* [YOUR OBJECTIVE]
All entries below are to be set down again, identical to the source.

───── TASK INPUTS ─────

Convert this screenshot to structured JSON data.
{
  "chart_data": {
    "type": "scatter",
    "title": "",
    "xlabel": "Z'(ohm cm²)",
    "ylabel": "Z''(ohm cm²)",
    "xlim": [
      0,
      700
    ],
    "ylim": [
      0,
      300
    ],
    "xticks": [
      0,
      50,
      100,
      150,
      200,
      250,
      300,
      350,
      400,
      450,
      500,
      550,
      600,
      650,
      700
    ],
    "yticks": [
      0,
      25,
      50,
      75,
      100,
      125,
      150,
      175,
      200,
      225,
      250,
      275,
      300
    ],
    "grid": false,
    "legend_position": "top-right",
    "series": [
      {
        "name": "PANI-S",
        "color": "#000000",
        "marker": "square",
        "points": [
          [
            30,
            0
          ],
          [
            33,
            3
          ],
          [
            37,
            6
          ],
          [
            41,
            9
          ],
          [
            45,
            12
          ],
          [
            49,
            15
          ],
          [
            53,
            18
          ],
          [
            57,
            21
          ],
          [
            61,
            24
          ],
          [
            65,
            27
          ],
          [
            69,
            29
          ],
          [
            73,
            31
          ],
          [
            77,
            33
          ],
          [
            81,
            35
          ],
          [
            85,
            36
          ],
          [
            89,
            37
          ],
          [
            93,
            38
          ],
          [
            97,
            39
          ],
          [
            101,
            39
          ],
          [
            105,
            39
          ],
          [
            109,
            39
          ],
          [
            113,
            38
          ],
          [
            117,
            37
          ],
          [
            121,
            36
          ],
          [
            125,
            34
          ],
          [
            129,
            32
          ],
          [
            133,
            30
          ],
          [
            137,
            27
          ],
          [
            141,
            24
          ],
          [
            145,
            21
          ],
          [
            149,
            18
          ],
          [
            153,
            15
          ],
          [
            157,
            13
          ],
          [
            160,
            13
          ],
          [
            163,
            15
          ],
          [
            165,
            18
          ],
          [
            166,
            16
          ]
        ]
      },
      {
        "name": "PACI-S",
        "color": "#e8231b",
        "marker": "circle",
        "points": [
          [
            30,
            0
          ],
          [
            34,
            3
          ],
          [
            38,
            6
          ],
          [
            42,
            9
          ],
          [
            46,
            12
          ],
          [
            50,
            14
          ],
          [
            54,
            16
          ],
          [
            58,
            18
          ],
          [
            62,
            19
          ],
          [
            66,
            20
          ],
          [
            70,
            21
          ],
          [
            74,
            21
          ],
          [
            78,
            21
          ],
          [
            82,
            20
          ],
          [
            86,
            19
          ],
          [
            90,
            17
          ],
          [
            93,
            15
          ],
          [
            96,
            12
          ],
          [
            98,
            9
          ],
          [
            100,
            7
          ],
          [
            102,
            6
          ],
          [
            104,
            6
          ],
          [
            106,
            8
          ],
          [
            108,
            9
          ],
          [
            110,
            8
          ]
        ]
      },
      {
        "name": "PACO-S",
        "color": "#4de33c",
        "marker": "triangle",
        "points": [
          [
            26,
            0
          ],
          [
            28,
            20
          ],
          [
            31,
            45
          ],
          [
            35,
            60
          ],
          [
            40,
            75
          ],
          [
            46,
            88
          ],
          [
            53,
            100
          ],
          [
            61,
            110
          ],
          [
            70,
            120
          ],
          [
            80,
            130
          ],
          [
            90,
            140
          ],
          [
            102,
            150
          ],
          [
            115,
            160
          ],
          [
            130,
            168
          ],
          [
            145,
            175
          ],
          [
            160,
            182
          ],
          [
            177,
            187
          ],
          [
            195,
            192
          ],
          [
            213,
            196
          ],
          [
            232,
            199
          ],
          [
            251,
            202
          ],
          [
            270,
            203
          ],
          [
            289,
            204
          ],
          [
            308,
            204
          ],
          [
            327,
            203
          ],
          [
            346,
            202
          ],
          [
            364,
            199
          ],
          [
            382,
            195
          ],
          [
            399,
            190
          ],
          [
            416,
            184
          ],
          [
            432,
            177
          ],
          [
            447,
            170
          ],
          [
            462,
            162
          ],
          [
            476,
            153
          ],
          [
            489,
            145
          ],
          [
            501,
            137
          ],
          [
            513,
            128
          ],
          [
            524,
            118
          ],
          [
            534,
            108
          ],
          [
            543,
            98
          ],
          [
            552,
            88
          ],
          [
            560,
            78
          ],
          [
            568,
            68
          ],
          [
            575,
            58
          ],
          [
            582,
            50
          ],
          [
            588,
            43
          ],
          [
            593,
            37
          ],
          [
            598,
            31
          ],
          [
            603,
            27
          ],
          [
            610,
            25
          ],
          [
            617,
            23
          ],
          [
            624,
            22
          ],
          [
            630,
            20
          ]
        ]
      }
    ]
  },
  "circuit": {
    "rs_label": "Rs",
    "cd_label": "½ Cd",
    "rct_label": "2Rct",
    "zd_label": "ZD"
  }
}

─────

* [RESPONSE TO THIS EXERCISE]
Convert this screenshot to structured JSON data.
{
  "chart_data": {
    "type": "scatter",
    "title": "",
    "xlabel": "Z'(ohm cm²)",
    "ylabel": "Z''(ohm cm²)",
    "xlim": [
      0,
      700
    ],
    "ylim": [
      0,
      300
    ],
    "xticks": [
      0,
      50,
      100,
      150,
      200,
      250,
      300,
      350,
      400,
      450,
      500,
      550,
      600,
      650,
      700
    ],
    "yticks": [
      0,
      25,
      50,
      75,
      100,
      125,
      150,
      175,
      200,
      225,
      250,
      275,
      300
    ],
    "grid": false,
    "legend_position": "top-right",
    "series": [
      {
        "name": "PANI-S",
        "color": "#000000",
        "marker": "square",
        "points": [
          [
            30,
            0
          ],
          [
            33,
            3
          ],
          [
            37,
            6
          ],
          [
            41,
            9
          ],
          [
            45,
            12
          ],
          [
            49,
            15
          ],
          [
            53,
            18
          ],
          [
            57,
            21
          ],
          [
            61,
            24
          ],
          [
            65,
            27
          ],
          [
            69,
            29
          ],
          [
            73,
            31
          ],
          [
            77,
            33
          ],
          [
            81,
            35
          ],
          [
            85,
            36
          ],
          [
            89,
            37
          ],
          [
            93,
            38
          ],
          [
            97,
            39
          ],
          [
            101,
            39
          ],
          [
            105,
            39
          ],
          [
            109,
            39
          ],
          [
            113,
            38
          ],
          [
            117,
            37
          ],
          [
            121,
            36
          ],
          [
            125,
            34
          ],
          [
            129,
            32
          ],
          [
            133,
            30
          ],
          [
            137,
            27
          ],
          [
            141,
            24
          ],
          [
            145,
            21
          ],
          [
            149,
            18
          ],
          [
            153,
            15
          ],
          [
            157,
            13
          ],
          [
            160,
            13
          ],
          [
            163,
            15
          ],
          [
            165,
            18
          ],
          [
            166,
            16
          ]
        ]
      },
      {
        "name": "PACI-S",
        "color": "#e8231b",
        "marker": "circle",
        "points": [
          [
            30,
            0
          ],
          [
            34,
            3
          ],
          [
            38,
            6
          ],
          [
            42,
            9
          ],
          [
            46,
            12
          ],
          [
            50,
            14
          ],
          [
            54,
            16
          ],
          [
            58,
            18
          ],
          [
            62,
            19
          ],
          [
            66,
            20
          ],
          [
            70,
            21
          ],
          [
            74,
            21
          ],
          [
            78,
            21
          ],
          [
            82,
            20
          ],
          [
            86,
            19
          ],
          [
            90,
            17
          ],
          [
            93,
            15
          ],
          [
            96,
            12
          ],
          [
            98,
            9
          ],
          [
            100,
            7
          ],
          [
            102,
            6
          ],
          [
            104,
            6
          ],
          [
            106,
            8
          ],
          [
            108,
            9
          ],
          [
            110,
            8
          ]
        ]
      },
      {
        "name": "PACO-S",
        "color": "#4de33c",
        "marker": "triangle",
        "points": [
          [
            26,
            0
          ],
          [
            28,
            20
          ],
          [
            31,
            45
          ],
          [
            35,
            60
          ],
          [
            40,
            75
          ],
          [
            46,
            88
          ],
          [
            53,
            100
          ],
          [
            61,
            110
          ],
          [
            70,
            120
          ],
          [
            80,
            130
          ],
          [
            90,
            140
          ],
          [
            102,
            150
          ],
          [
            115,
            160
          ],
          [
            130,
            168
          ],
          [
            145,
            175
          ],
          [
            160,
            182
          ],
          [
            177,
            187
          ],
          [
            195,
            192
          ],
          [
            213,
            196
          ],
          [
            232,
            199
          ],
          [
            251,
            202
          ],
          [
            270,
            203
          ],
          [
            289,
            204
          ],
          [
            308,
            204
          ],
          [
            327,
            203
          ],
          [
            346,
            202
          ],
          [
            364,
            199
          ],
          [
            382,
            195
          ],
          [
            399,
            190
          ],
          [
            416,
            184
          ],
          [
            432,
            177
          ],
          [
            447,
            170
          ],
          [
            462,
            162
          ],
          [
            476,
            153
          ],
          [
            489,
            145
          ],
          [
            501,
            137
          ],
          [
            513,
            128
          ],
          [
            524,
            118
          ],
          [
            534,
            108
          ],
          [
            543,
            98
          ],
          [
            552,
            88
          ],
          [
            560,
            78
          ],
          [
            568,
            68
          ],
          [
            575,
            58
          ],
          [
            582,
            50
          ],
          [
            588,
            43
          ],
          [
            593,
            37
          ],
          [
            598,
            31
          ],
          [
            603,
            27
          ],
          [
            610,
            25
          ],
          [
            617,
            23
          ],
          [
            624,
            22
          ],
          [
            630,
            20
          ]
        ]
      }
    ]
  },
  "circuit": {
    "rs_label": "Rs",
    "cd_label": "½ Cd",
    "rct_label": "2Rct",
    "zd_label": "ZD"
  }
}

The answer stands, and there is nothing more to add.